Goal of the exercise: Write out the entries below once more, exactly, with the pictures left out.

Information supplied:
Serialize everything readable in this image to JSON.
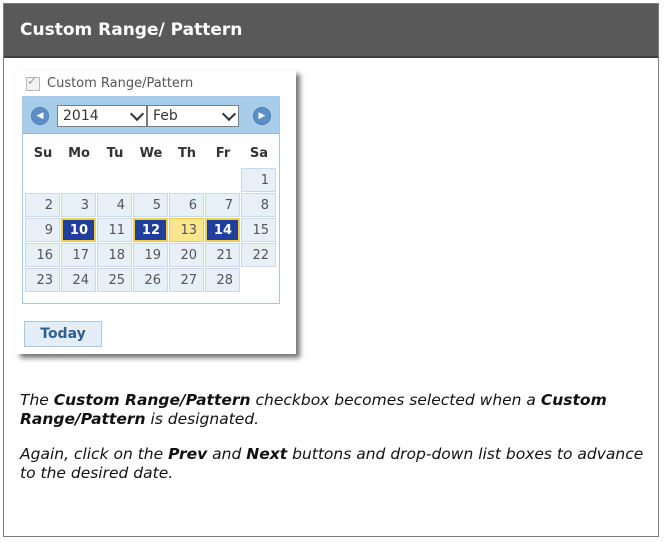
{
  "header": {
    "title": "Custom Range/ Pattern"
  },
  "calendar": {
    "checkbox_label": "Custom Range/Pattern",
    "year": "2014",
    "month": "Feb",
    "dow": [
      "Su",
      "Mo",
      "Tu",
      "We",
      "Th",
      "Fr",
      "Sa"
    ],
    "weeks": [
      [
        "",
        "",
        "",
        "",
        "",
        "",
        "1"
      ],
      [
        "2",
        "3",
        "4",
        "5",
        "6",
        "7",
        "8"
      ],
      [
        "9",
        "10",
        "11",
        "12",
        "13",
        "14",
        "15"
      ],
      [
        "16",
        "17",
        "18",
        "19",
        "20",
        "21",
        "22"
      ],
      [
        "23",
        "24",
        "25",
        "26",
        "27",
        "28",
        ""
      ]
    ],
    "today_label": "Today"
  },
  "description": {
    "p1": {
      "t1": "The ",
      "b1": "Custom Range/Pattern",
      "t2": " checkbox becomes selected when a ",
      "b2": "Custom Range/Pattern",
      "t3": " is designated."
    },
    "p2": {
      "t1": " Again, click on the ",
      "b1": "Prev",
      "t2": " and ",
      "b2": "Next",
      "t3": " buttons and drop-down list boxes to advance to the desired date."
    }
  },
  "icons": {
    "prev": "chevron-left-icon",
    "next": "chevron-right-icon",
    "check": "check-icon"
  },
  "colors": {
    "header_bg": "#595959",
    "selected_day": "#1f3f9f",
    "range_day": "#fce68d",
    "cal_header": "#a7cdea"
  }
}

Output of the exercise:
Serialize everything readable in this image to JSON.
{
  "header": {
    "title": "Custom Range/ Pattern"
  },
  "calendar": {
    "checkbox_label": "Custom Range/Pattern",
    "year": "2014",
    "month": "Feb",
    "dow": [
      "Su",
      "Mo",
      "Tu",
      "We",
      "Th",
      "Fr",
      "Sa"
    ],
    "weeks": [
      [
        "",
        "",
        "",
        "",
        "",
        "",
        "1"
      ],
      [
        "2",
        "3",
        "4",
        "5",
        "6",
        "7",
        "8"
      ],
      [
        "9",
        "10",
        "11",
        "12",
        "13",
        "14",
        "15"
      ],
      [
        "16",
        "17",
        "18",
        "19",
        "20",
        "21",
        "22"
      ],
      [
        "23",
        "24",
        "25",
        "26",
        "27",
        "28",
        ""
      ]
    ],
    "today_label": "Today"
  },
  "description": {
    "p1": {
      "t1": "The ",
      "b1": "Custom Range/Pattern",
      "t2": " checkbox becomes selected when a ",
      "b2": "Custom Range/Pattern",
      "t3": " is designated."
    },
    "p2": {
      "t1": " Again, click on the ",
      "b1": "Prev",
      "t2": " and ",
      "b2": "Next",
      "t3": " buttons and drop-down list boxes to advance to the desired date."
    }
  },
  "icons": {
    "prev": "chevron-left-icon",
    "next": "chevron-right-icon",
    "check": "check-icon"
  },
  "colors": {
    "header_bg": "#595959",
    "selected_day": "#1f3f9f",
    "range_day": "#fce68d",
    "cal_header": "#a7cdea"
  }
}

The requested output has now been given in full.